### EXERCISE PROMPT
All of the data needs to be repeated exactly.

——

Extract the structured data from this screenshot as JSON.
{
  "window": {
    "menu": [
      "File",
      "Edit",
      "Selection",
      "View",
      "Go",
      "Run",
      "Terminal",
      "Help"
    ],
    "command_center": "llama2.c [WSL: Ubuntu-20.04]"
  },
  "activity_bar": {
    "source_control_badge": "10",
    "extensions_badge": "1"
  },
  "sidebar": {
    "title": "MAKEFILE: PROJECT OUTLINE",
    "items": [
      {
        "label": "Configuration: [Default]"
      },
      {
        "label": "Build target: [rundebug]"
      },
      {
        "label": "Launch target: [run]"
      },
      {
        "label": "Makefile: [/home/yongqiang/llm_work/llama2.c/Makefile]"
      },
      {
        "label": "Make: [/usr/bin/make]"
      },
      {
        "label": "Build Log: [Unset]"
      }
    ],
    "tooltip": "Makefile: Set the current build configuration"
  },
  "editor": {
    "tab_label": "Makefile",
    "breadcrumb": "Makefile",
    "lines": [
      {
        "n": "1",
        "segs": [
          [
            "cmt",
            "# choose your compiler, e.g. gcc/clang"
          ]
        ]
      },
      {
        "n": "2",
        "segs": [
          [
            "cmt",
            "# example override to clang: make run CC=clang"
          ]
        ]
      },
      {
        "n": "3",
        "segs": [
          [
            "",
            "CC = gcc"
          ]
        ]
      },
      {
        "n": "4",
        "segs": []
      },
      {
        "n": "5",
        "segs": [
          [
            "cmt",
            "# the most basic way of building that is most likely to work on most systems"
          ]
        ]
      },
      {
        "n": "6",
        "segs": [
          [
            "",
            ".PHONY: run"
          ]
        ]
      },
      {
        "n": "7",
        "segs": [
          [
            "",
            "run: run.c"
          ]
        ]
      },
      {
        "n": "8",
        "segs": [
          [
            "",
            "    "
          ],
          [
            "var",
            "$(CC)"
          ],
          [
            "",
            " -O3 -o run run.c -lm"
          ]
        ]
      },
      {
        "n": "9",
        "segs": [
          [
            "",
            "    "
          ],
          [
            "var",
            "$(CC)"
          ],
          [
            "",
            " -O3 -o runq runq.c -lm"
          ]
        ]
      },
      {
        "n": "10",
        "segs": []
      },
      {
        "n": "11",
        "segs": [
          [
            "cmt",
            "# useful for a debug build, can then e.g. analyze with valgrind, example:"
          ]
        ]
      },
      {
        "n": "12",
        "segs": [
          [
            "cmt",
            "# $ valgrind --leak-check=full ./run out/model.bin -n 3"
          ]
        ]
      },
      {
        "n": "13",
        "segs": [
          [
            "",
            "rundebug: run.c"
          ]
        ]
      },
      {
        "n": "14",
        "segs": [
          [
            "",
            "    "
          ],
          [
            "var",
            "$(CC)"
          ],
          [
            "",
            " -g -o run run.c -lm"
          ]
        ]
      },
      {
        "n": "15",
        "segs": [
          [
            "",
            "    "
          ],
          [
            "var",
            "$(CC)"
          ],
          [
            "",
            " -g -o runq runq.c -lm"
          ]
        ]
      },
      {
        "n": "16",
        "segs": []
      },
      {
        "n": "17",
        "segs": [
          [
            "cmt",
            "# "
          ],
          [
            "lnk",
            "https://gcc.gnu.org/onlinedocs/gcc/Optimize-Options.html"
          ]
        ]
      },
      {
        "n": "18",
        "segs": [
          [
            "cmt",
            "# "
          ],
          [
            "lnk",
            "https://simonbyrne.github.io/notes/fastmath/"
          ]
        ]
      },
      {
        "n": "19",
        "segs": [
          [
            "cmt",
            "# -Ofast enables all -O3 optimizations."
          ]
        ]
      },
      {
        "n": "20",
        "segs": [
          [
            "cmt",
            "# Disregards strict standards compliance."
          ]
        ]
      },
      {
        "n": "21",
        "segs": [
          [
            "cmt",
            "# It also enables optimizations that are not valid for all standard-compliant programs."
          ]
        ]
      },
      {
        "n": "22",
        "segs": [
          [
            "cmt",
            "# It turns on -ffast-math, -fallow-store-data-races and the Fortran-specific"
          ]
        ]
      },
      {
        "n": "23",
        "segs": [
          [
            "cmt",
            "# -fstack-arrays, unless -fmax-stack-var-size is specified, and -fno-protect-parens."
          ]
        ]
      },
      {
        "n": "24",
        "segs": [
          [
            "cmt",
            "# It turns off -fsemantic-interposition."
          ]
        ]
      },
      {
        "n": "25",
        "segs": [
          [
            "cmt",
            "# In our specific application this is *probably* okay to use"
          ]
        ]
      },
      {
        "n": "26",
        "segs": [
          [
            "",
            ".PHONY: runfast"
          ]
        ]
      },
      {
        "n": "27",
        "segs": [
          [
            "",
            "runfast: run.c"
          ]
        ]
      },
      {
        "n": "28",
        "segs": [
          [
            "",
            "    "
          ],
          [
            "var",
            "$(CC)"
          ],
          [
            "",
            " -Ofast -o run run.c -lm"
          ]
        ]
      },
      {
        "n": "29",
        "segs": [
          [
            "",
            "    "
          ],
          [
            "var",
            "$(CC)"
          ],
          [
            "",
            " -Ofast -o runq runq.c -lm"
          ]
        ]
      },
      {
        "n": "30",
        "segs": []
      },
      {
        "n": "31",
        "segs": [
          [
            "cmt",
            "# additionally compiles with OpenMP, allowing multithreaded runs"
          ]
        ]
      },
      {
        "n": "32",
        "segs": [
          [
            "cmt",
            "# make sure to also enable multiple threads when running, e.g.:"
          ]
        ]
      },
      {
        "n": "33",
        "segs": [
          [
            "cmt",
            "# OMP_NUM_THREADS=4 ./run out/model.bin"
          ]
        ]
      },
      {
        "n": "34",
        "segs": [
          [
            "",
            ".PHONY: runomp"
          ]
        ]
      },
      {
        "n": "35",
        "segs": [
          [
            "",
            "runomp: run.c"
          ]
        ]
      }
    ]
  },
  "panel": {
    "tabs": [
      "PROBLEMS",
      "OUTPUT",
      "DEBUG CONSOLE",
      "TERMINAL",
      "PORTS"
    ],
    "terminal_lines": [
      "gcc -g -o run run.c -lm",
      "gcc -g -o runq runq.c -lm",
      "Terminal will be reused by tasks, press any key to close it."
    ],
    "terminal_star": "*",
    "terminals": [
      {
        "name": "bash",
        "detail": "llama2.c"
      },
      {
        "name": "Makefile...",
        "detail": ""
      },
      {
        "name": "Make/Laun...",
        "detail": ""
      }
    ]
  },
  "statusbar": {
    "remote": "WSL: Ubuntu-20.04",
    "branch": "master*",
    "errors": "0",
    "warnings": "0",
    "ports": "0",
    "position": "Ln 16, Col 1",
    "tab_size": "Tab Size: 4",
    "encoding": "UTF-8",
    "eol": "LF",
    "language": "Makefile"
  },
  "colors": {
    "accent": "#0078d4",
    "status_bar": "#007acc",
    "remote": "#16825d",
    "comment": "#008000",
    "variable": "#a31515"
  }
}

——

### THE SOLUTION
Extract the structured data from this screenshot as JSON.
{
  "window": {
    "menu": [
      "File",
      "Edit",
      "Selection",
      "View",
      "Go",
      "Run",
      "Terminal",
      "Help"
    ],
    "command_center": "llama2.c [WSL: Ubuntu-20.04]"
  },
  "activity_bar": {
    "source_control_badge": "10",
    "extensions_badge": "1"
  },
  "sidebar": {
    "title": "MAKEFILE: PROJECT OUTLINE",
    "items": [
      {
        "label": "Configuration: [Default]"
      },
      {
        "label": "Build target: [rundebug]"
      },
      {
        "label": "Launch target: [run]"
      },
      {
        "label": "Makefile: [/home/yongqiang/llm_work/llama2.c/Makefile]"
      },
      {
        "label": "Make: [/usr/bin/make]"
      },
      {
        "label": "Build Log: [Unset]"
      }
    ],
    "tooltip": "Makefile: Set the current build configuration"
  },
  "editor": {
    "tab_label": "Makefile",
    "breadcrumb": "Makefile",
    "lines": [
      {
        "n": "1",
        "segs": [
          [
            "cmt",
            "# choose your compiler, e.g. gcc/clang"
          ]
        ]
      },
      {
        "n": "2",
        "segs": [
          [
            "cmt",
            "# example override to clang: make run CC=clang"
          ]
        ]
      },
      {
        "n": "3",
        "segs": [
          [
            "",
            "CC = gcc"
          ]
        ]
      },
      {
        "n": "4",
        "segs": []
      },
      {
        "n": "5",
        "segs": [
          [
            "cmt",
            "# the most basic way of building that is most likely to work on most systems"
          ]
        ]
      },
      {
        "n": "6",
        "segs": [
          [
            "",
            ".PHONY: run"
          ]
        ]
      },
      {
        "n": "7",
        "segs": [
          [
            "",
            "run: run.c"
          ]
        ]
      },
      {
        "n": "8",
        "segs": [
          [
            "",
            "    "
          ],
          [
            "var",
            "$(CC)"
          ],
          [
            "",
            " -O3 -o run run.c -lm"
          ]
        ]
      },
      {
        "n": "9",
        "segs": [
          [
            "",
            "    "
          ],
          [
            "var",
            "$(CC)"
          ],
          [
            "",
            " -O3 -o runq runq.c -lm"
          ]
        ]
      },
      {
        "n": "10",
        "segs": []
      },
      {
        "n": "11",
        "segs": [
          [
            "cmt",
            "# useful for a debug build, can then e.g. analyze with valgrind, example:"
          ]
        ]
      },
      {
        "n": "12",
        "segs": [
          [
            "cmt",
            "# $ valgrind --leak-check=full ./run out/model.bin -n 3"
          ]
        ]
      },
      {
        "n": "13",
        "segs": [
          [
            "",
            "rundebug: run.c"
          ]
        ]
      },
      {
        "n": "14",
        "segs": [
          [
            "",
            "    "
          ],
          [
            "var",
            "$(CC)"
          ],
          [
            "",
            " -g -o run run.c -lm"
          ]
        ]
      },
      {
        "n": "15",
        "segs": [
          [
            "",
            "    "
          ],
          [
            "var",
            "$(CC)"
          ],
          [
            "",
            " -g -o runq runq.c -lm"
          ]
        ]
      },
      {
        "n": "16",
        "segs": []
      },
      {
        "n": "17",
        "segs": [
          [
            "cmt",
            "# "
          ],
          [
            "lnk",
            "https://gcc.gnu.org/onlinedocs/gcc/Optimize-Options.html"
          ]
        ]
      },
      {
        "n": "18",
        "segs": [
          [
            "cmt",
            "# "
          ],
          [
            "lnk",
            "https://simonbyrne.github.io/notes/fastmath/"
          ]
        ]
      },
      {
        "n": "19",
        "segs": [
          [
            "cmt",
            "# -Ofast enables all -O3 optimizations."
          ]
        ]
      },
      {
        "n": "20",
        "segs": [
          [
            "cmt",
            "# Disregards strict standards compliance."
          ]
        ]
      },
      {
        "n": "21",
        "segs": [
          [
            "cmt",
            "# It also enables optimizations that are not valid for all standard-compliant programs."
          ]
        ]
      },
      {
        "n": "22",
        "segs": [
          [
            "cmt",
            "# It turns on -ffast-math, -fallow-store-data-races and the Fortran-specific"
          ]
        ]
      },
      {
        "n": "23",
        "segs": [
          [
            "cmt",
            "# -fstack-arrays, unless -fmax-stack-var-size is specified, and -fno-protect-parens."
          ]
        ]
      },
      {
        "n": "24",
        "segs": [
          [
            "cmt",
            "# It turns off -fsemantic-interposition."
          ]
        ]
      },
      {
        "n": "25",
        "segs": [
          [
            "cmt",
            "# In our specific application this is *probably* okay to use"
          ]
        ]
      },
      {
        "n": "26",
        "segs": [
          [
            "",
            ".PHONY: runfast"
          ]
        ]
      },
      {
        "n": "27",
        "segs": [
          [
            "",
            "runfast: run.c"
          ]
        ]
      },
      {
        "n": "28",
        "segs": [
          [
            "",
            "    "
          ],
          [
            "var",
            "$(CC)"
          ],
          [
            "",
            " -Ofast -o run run.c -lm"
          ]
        ]
      },
      {
        "n": "29",
        "segs": [
          [
            "",
            "    "
          ],
          [
            "var",
            "$(CC)"
          ],
          [
            "",
            " -Ofast -o runq runq.c -lm"
          ]
        ]
      },
      {
        "n": "30",
        "segs": []
      },
      {
        "n": "31",
        "segs": [
          [
            "cmt",
            "# additionally compiles with OpenMP, allowing multithreaded runs"
          ]
        ]
      },
      {
        "n": "32",
        "segs": [
          [
            "cmt",
            "# make sure to also enable multiple threads when running, e.g.:"
          ]
        ]
      },
      {
        "n": "33",
        "segs": [
          [
            "cmt",
            "# OMP_NUM_THREADS=4 ./run out/model.bin"
          ]
        ]
      },
      {
        "n": "34",
        "segs": [
          [
            "",
            ".PHONY: runomp"
          ]
        ]
      },
      {
        "n": "35",
        "segs": [
          [
            "",
            "runomp: run.c"
          ]
        ]
      }
    ]
  },
  "panel": {
    "tabs": [
      "PROBLEMS",
      "OUTPUT",
      "DEBUG CONSOLE",
      "TERMINAL",
      "PORTS"
    ],
    "terminal_lines": [
      "gcc -g -o run run.c -lm",
      "gcc -g -o runq runq.c -lm",
      "Terminal will be reused by tasks, press any key to close it."
    ],
    "terminal_star": "*",
    "terminals": [
      {
        "name": "bash",
        "detail": "llama2.c"
      },
      {
        "name": "Makefile...",
        "detail": ""
      },
      {
        "name": "Make/Laun...",
        "detail": ""
      }
    ]
  },
  "statusbar": {
    "remote": "WSL: Ubuntu-20.04",
    "branch": "master*",
    "errors": "0",
    "warnings": "0",
    "ports": "0",
    "position": "Ln 16, Col 1",
    "tab_size": "Tab Size: 4",
    "encoding": "UTF-8",
    "eol": "LF",
    "language": "Makefile"
  },
  "colors": {
    "accent": "#0078d4",
    "status_bar": "#007acc",
    "remote": "#16825d",
    "comment": "#008000",
    "variable": "#a31515"
  }
}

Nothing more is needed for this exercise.